## [RECORDS FOR THE EXERCISE]
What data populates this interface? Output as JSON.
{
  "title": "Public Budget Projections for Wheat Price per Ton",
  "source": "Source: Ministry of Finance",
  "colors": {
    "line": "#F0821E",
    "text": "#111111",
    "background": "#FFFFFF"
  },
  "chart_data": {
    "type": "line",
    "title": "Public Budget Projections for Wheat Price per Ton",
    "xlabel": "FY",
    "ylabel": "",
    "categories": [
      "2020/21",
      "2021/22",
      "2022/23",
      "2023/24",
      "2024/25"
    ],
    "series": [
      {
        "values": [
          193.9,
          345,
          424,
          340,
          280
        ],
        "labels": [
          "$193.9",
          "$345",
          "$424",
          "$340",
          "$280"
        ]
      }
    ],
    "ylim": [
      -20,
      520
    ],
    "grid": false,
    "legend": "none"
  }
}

## [WHAT YOU HAVE TO DO]
Show, from the listing above, each line that contains the word "Wheat".

## [TASK RESPONSE]
  "title": "Public Budget Projections for Wheat Price per Ton",
    "title": "Public Budget Projections for Wheat Price per Ton",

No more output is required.